<<<<

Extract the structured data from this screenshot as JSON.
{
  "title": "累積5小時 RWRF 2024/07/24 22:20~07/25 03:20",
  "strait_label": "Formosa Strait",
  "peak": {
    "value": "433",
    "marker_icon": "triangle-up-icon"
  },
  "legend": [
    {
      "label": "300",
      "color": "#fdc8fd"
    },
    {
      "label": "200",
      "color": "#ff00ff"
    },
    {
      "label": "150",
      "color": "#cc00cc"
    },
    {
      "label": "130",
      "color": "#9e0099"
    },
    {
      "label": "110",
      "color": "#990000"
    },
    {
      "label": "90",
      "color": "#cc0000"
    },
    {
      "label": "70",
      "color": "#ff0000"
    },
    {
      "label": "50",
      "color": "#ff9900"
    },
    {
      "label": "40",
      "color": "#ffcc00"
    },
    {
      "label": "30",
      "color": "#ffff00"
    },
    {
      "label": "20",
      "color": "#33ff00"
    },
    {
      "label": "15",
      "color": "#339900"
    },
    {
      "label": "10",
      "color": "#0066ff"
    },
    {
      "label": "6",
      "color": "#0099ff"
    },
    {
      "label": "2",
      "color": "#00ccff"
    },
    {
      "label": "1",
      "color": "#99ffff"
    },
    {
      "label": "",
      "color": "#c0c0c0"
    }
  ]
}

>>>>

EXERCISE GOAL —
Every line of the data above should be reproduced word for word.

TASK ANSWER —
Extract the structured data from this screenshot as JSON.
{
  "title": "累積5小時 RWRF 2024/07/24 22:20~07/25 03:20",
  "strait_label": "Formosa Strait",
  "peak": {
    "value": "433",
    "marker_icon": "triangle-up-icon"
  },
  "legend": [
    {
      "label": "300",
      "color": "#fdc8fd"
    },
    {
      "label": "200",
      "color": "#ff00ff"
    },
    {
      "label": "150",
      "color": "#cc00cc"
    },
    {
      "label": "130",
      "color": "#9e0099"
    },
    {
      "label": "110",
      "color": "#990000"
    },
    {
      "label": "90",
      "color": "#cc0000"
    },
    {
      "label": "70",
      "color": "#ff0000"
    },
    {
      "label": "50",
      "color": "#ff9900"
    },
    {
      "label": "40",
      "color": "#ffcc00"
    },
    {
      "label": "30",
      "color": "#ffff00"
    },
    {
      "label": "20",
      "color": "#33ff00"
    },
    {
      "label": "15",
      "color": "#339900"
    },
    {
      "label": "10",
      "color": "#0066ff"
    },
    {
      "label": "6",
      "color": "#0099ff"
    },
    {
      "label": "2",
      "color": "#00ccff"
    },
    {
      "label": "1",
      "color": "#99ffff"
    },
    {
      "label": "",
      "color": "#c0c0c0"
    }
  ]
}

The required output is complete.